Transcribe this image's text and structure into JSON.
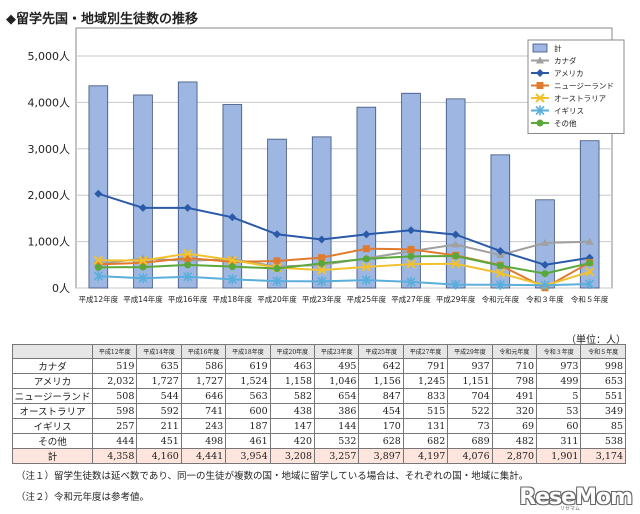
{
  "title": "◆留学先国・地域別生徒数の推移",
  "unit_label": "（単位：人）",
  "notes": [
    "（注１）留学生徒数は延べ数であり、同一の生徒が複数の国・地域に留学している場合は、それぞれの国・地域に集計。",
    "（注２）令和元年度は参考値。"
  ],
  "watermark": "ReseMom",
  "watermark_sub": "リセマム",
  "table": {
    "headers": [
      "",
      "平成12年度",
      "平成14年度",
      "平成16年度",
      "平成18年度",
      "平成20年度",
      "平成23年度",
      "平成25年度",
      "平成27年度",
      "平成29年度",
      "令和元年度",
      "令和３年度",
      "令和５年度"
    ],
    "rows": [
      [
        "カナダ",
        "519",
        "635",
        "586",
        "619",
        "463",
        "495",
        "642",
        "791",
        "937",
        "710",
        "973",
        "998"
      ],
      [
        "アメリカ",
        "2,032",
        "1,727",
        "1,727",
        "1,524",
        "1,158",
        "1,046",
        "1,156",
        "1,245",
        "1,151",
        "798",
        "499",
        "653"
      ],
      [
        "ニュージーランド",
        "508",
        "544",
        "646",
        "563",
        "582",
        "654",
        "847",
        "833",
        "704",
        "491",
        "5",
        "551"
      ],
      [
        "オーストラリア",
        "598",
        "592",
        "741",
        "600",
        "438",
        "386",
        "454",
        "515",
        "522",
        "320",
        "53",
        "349"
      ],
      [
        "イギリス",
        "257",
        "211",
        "243",
        "187",
        "147",
        "144",
        "170",
        "131",
        "73",
        "69",
        "60",
        "85"
      ],
      [
        "その他",
        "444",
        "451",
        "498",
        "461",
        "420",
        "532",
        "628",
        "682",
        "689",
        "482",
        "311",
        "538"
      ],
      [
        "計",
        "4,358",
        "4,160",
        "4,441",
        "3,954",
        "3,208",
        "3,257",
        "3,897",
        "4,197",
        "4,076",
        "2,870",
        "1,901",
        "3,174"
      ]
    ]
  },
  "chart_data": {
    "type": "bar",
    "title": "◆留学先国・地域別生徒数の推移",
    "categories": [
      "平成12年度",
      "平成14年度",
      "平成16年度",
      "平成18年度",
      "平成20年度",
      "平成23年度",
      "平成25年度",
      "平成27年度",
      "平成29年度",
      "令和元年度",
      "令和３年度",
      "令和５年度"
    ],
    "ylim": [
      0,
      5000
    ],
    "yticks": [
      0,
      1000,
      2000,
      3000,
      4000,
      5000
    ],
    "ytick_labels": [
      "0人",
      "1,000人",
      "2,000人",
      "3,000人",
      "4,000人",
      "5,000人"
    ],
    "grid": true,
    "legend_position": "top-right",
    "series": [
      {
        "name": "計",
        "kind": "bar",
        "color": "#9db7e2",
        "marker": "bar",
        "values": [
          4358,
          4160,
          4441,
          3954,
          3208,
          3257,
          3897,
          4197,
          4076,
          2870,
          1901,
          3174
        ]
      },
      {
        "name": "カナダ",
        "kind": "line",
        "color": "#a0a0a0",
        "marker": "triangle",
        "values": [
          519,
          635,
          586,
          619,
          463,
          495,
          642,
          791,
          937,
          710,
          973,
          998
        ]
      },
      {
        "name": "アメリカ",
        "kind": "line",
        "color": "#2a5aa8",
        "marker": "diamond",
        "values": [
          2032,
          1727,
          1727,
          1524,
          1158,
          1046,
          1156,
          1245,
          1151,
          798,
          499,
          653
        ]
      },
      {
        "name": "ニュージーランド",
        "kind": "line",
        "color": "#e07a2e",
        "marker": "square",
        "values": [
          508,
          544,
          646,
          563,
          582,
          654,
          847,
          833,
          704,
          491,
          5,
          551
        ]
      },
      {
        "name": "オーストラリア",
        "kind": "line",
        "color": "#f2c12e",
        "marker": "x",
        "values": [
          598,
          592,
          741,
          600,
          438,
          386,
          454,
          515,
          522,
          320,
          53,
          349
        ]
      },
      {
        "name": "イギリス",
        "kind": "line",
        "color": "#5aaedc",
        "marker": "star",
        "values": [
          257,
          211,
          243,
          187,
          147,
          144,
          170,
          131,
          73,
          69,
          60,
          85
        ]
      },
      {
        "name": "その他",
        "kind": "line",
        "color": "#5aa83a",
        "marker": "circle",
        "values": [
          444,
          451,
          498,
          461,
          420,
          532,
          628,
          682,
          689,
          482,
          311,
          538
        ]
      }
    ]
  }
}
* * *
**EXERCISE:** Repeat the material above word for word and skip every image in it.

**SOLUTION:**
Transcribe this image's text and structure into JSON.
{
  "title": "◆留学先国・地域別生徒数の推移",
  "unit_label": "（単位：人）",
  "notes": [
    "（注１）留学生徒数は延べ数であり、同一の生徒が複数の国・地域に留学している場合は、それぞれの国・地域に集計。",
    "（注２）令和元年度は参考値。"
  ],
  "watermark": "ReseMom",
  "watermark_sub": "リセマム",
  "table": {
    "headers": [
      "",
      "平成12年度",
      "平成14年度",
      "平成16年度",
      "平成18年度",
      "平成20年度",
      "平成23年度",
      "平成25年度",
      "平成27年度",
      "平成29年度",
      "令和元年度",
      "令和３年度",
      "令和５年度"
    ],
    "rows": [
      [
        "カナダ",
        "519",
        "635",
        "586",
        "619",
        "463",
        "495",
        "642",
        "791",
        "937",
        "710",
        "973",
        "998"
      ],
      [
        "アメリカ",
        "2,032",
        "1,727",
        "1,727",
        "1,524",
        "1,158",
        "1,046",
        "1,156",
        "1,245",
        "1,151",
        "798",
        "499",
        "653"
      ],
      [
        "ニュージーランド",
        "508",
        "544",
        "646",
        "563",
        "582",
        "654",
        "847",
        "833",
        "704",
        "491",
        "5",
        "551"
      ],
      [
        "オーストラリア",
        "598",
        "592",
        "741",
        "600",
        "438",
        "386",
        "454",
        "515",
        "522",
        "320",
        "53",
        "349"
      ],
      [
        "イギリス",
        "257",
        "211",
        "243",
        "187",
        "147",
        "144",
        "170",
        "131",
        "73",
        "69",
        "60",
        "85"
      ],
      [
        "その他",
        "444",
        "451",
        "498",
        "461",
        "420",
        "532",
        "628",
        "682",
        "689",
        "482",
        "311",
        "538"
      ],
      [
        "計",
        "4,358",
        "4,160",
        "4,441",
        "3,954",
        "3,208",
        "3,257",
        "3,897",
        "4,197",
        "4,076",
        "2,870",
        "1,901",
        "3,174"
      ]
    ]
  },
  "chart_data": {
    "type": "bar",
    "title": "◆留学先国・地域別生徒数の推移",
    "categories": [
      "平成12年度",
      "平成14年度",
      "平成16年度",
      "平成18年度",
      "平成20年度",
      "平成23年度",
      "平成25年度",
      "平成27年度",
      "平成29年度",
      "令和元年度",
      "令和３年度",
      "令和５年度"
    ],
    "ylim": [
      0,
      5000
    ],
    "yticks": [
      0,
      1000,
      2000,
      3000,
      4000,
      5000
    ],
    "ytick_labels": [
      "0人",
      "1,000人",
      "2,000人",
      "3,000人",
      "4,000人",
      "5,000人"
    ],
    "grid": true,
    "legend_position": "top-right",
    "series": [
      {
        "name": "計",
        "kind": "bar",
        "color": "#9db7e2",
        "marker": "bar",
        "values": [
          4358,
          4160,
          4441,
          3954,
          3208,
          3257,
          3897,
          4197,
          4076,
          2870,
          1901,
          3174
        ]
      },
      {
        "name": "カナダ",
        "kind": "line",
        "color": "#a0a0a0",
        "marker": "triangle",
        "values": [
          519,
          635,
          586,
          619,
          463,
          495,
          642,
          791,
          937,
          710,
          973,
          998
        ]
      },
      {
        "name": "アメリカ",
        "kind": "line",
        "color": "#2a5aa8",
        "marker": "diamond",
        "values": [
          2032,
          1727,
          1727,
          1524,
          1158,
          1046,
          1156,
          1245,
          1151,
          798,
          499,
          653
        ]
      },
      {
        "name": "ニュージーランド",
        "kind": "line",
        "color": "#e07a2e",
        "marker": "square",
        "values": [
          508,
          544,
          646,
          563,
          582,
          654,
          847,
          833,
          704,
          491,
          5,
          551
        ]
      },
      {
        "name": "オーストラリア",
        "kind": "line",
        "color": "#f2c12e",
        "marker": "x",
        "values": [
          598,
          592,
          741,
          600,
          438,
          386,
          454,
          515,
          522,
          320,
          53,
          349
        ]
      },
      {
        "name": "イギリス",
        "kind": "line",
        "color": "#5aaedc",
        "marker": "star",
        "values": [
          257,
          211,
          243,
          187,
          147,
          144,
          170,
          131,
          73,
          69,
          60,
          85
        ]
      },
      {
        "name": "その他",
        "kind": "line",
        "color": "#5aa83a",
        "marker": "circle",
        "values": [
          444,
          451,
          498,
          461,
          420,
          532,
          628,
          682,
          689,
          482,
          311,
          538
        ]
      }
    ]
  }
}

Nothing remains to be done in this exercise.